Say how many lines of the material below contain the word "تحتها", with no other words.

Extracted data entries

— Begin —

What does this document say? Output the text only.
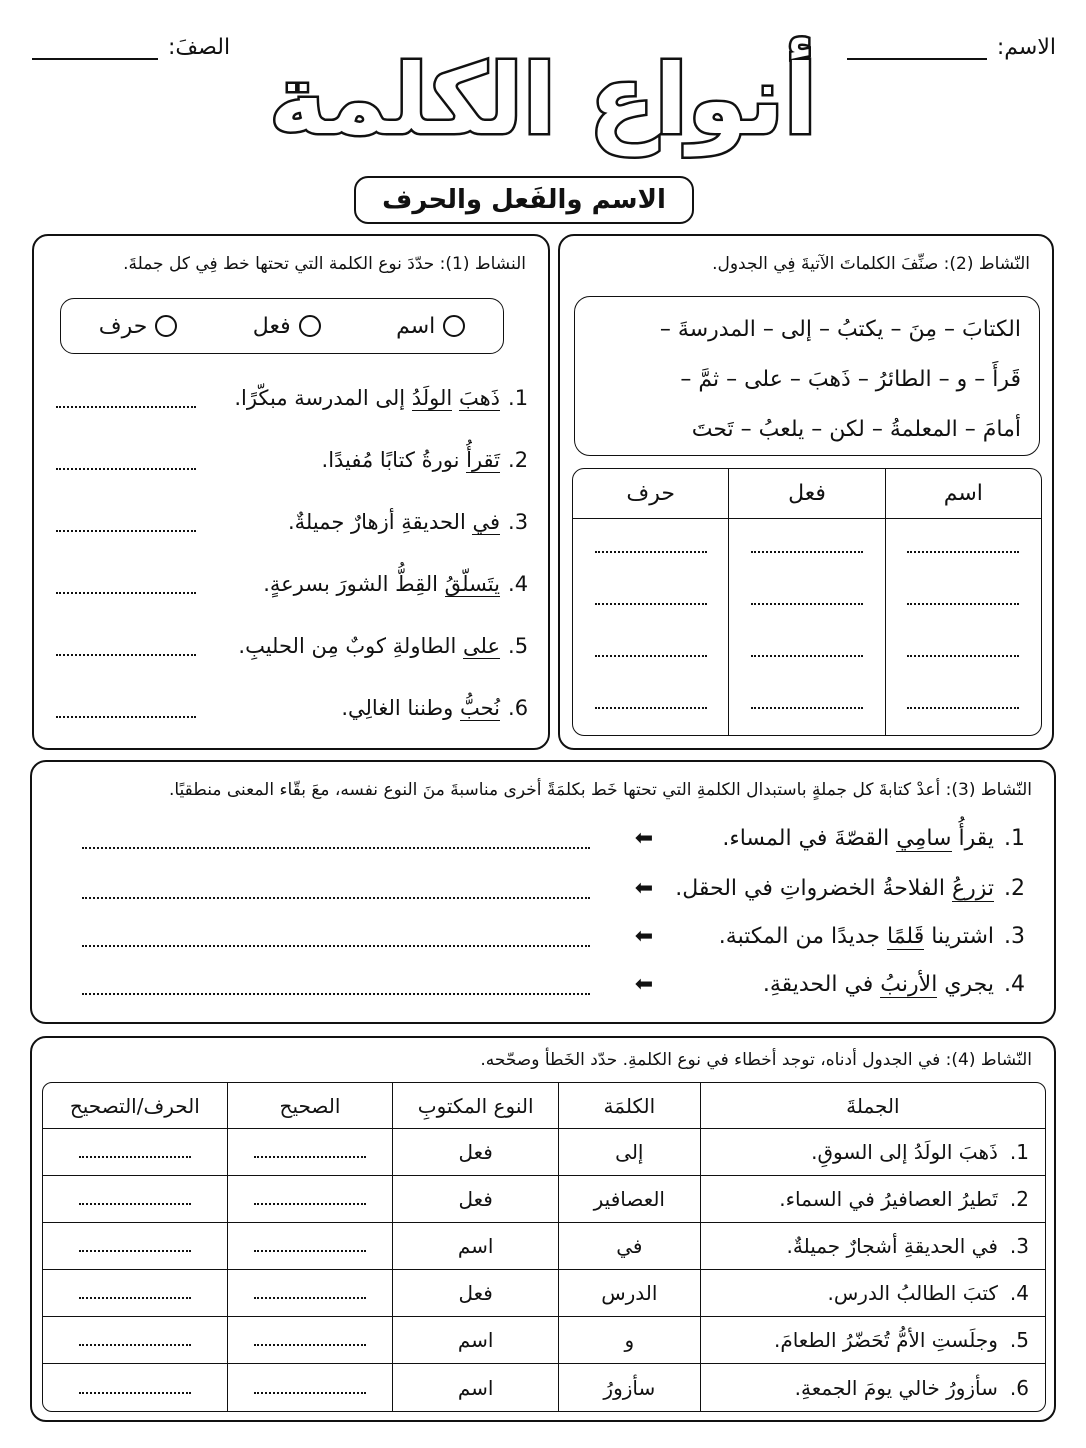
الاسم:
الصفَ: أنواع الكلمة
الاسم والفَعل والحرف
النّشاط (2): صنِّفَ الكلماتَ الآتيةَ فِي الجدول.
الكتابَ – مِنَ – يكتبُ – إلى – المدرسةَ –
قَرأَ – و – الطائرُ – ذَهبَ – على – ثمَّ –
أمامَ – المعلمةُ – لكن – يلعبُ – تَحتَ
اسم
فعل
حرف
النشاط (1): حدّدَ نوع الكلمة التي تحتها خط فِي كل جملةَ.
اسم
فعل
حرف
1.
ذَهبَ الولَدُ إلى المدرسة مبكّرًا.
2.
تَقرأُ نورةُ كتابًا مُفيدًا.
3.
في الحديقةِ أزهارٌ جميلةٌ.
4.
يتَسلّقُ القِطُّ الشورَ بسرعةٍ.
5.
على الطاولةِ كوبٌ مِن الحليبِ.
6.
نُحبُّ وطننا الغالِي.
النّشاط (3): أعدْ كتابةَ كل جملةٍ باستبدال الكلمةِ التي تحتها خَط بكلمَةً أخرى مناسبةَ منَ النوع نفسه، معَ بقّاء المعنى منطقيًا.
1.
يقرأُ سامِي القصّةَ في المساء.
⬅
2.
تزرعُ الفلاحةُ الخضرواتِ في الحقل.
⬅
3.
اشترينا قَلمًا جديدًا من المكتبة.
⬅
4.
يجري الأرنبُ في الحديقةِ.
⬅
النّشاط (4): في الجدول أدناه، توجد أخطاء في نوع الكلمةِ. حدّد الخَطأ وصحّحه.
الجملةَ
الكلمَة
النوع المكتوبِ
الصحيح
الحرف/التصحيح
1.
ذَهبَ الولَدُ إلى السوقِ.
إلى
فعل
2.
تَطيرُ العصافيرُ في السماء.
العصافير
فعل
3.
في الحديقةِ أشجارٌ جميلةٌ.
في
اسم
4.
كتبَ الطالبُ الدرس.
الدرس
فعل
5.
وجلَستِ الأمُّ تُحَضّرُ الطعامَ.
و
اسم
6.
سأزورُ خالي يومَ الجمعةِ.
سأزورُ
اسم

— End —

Exercise solution
2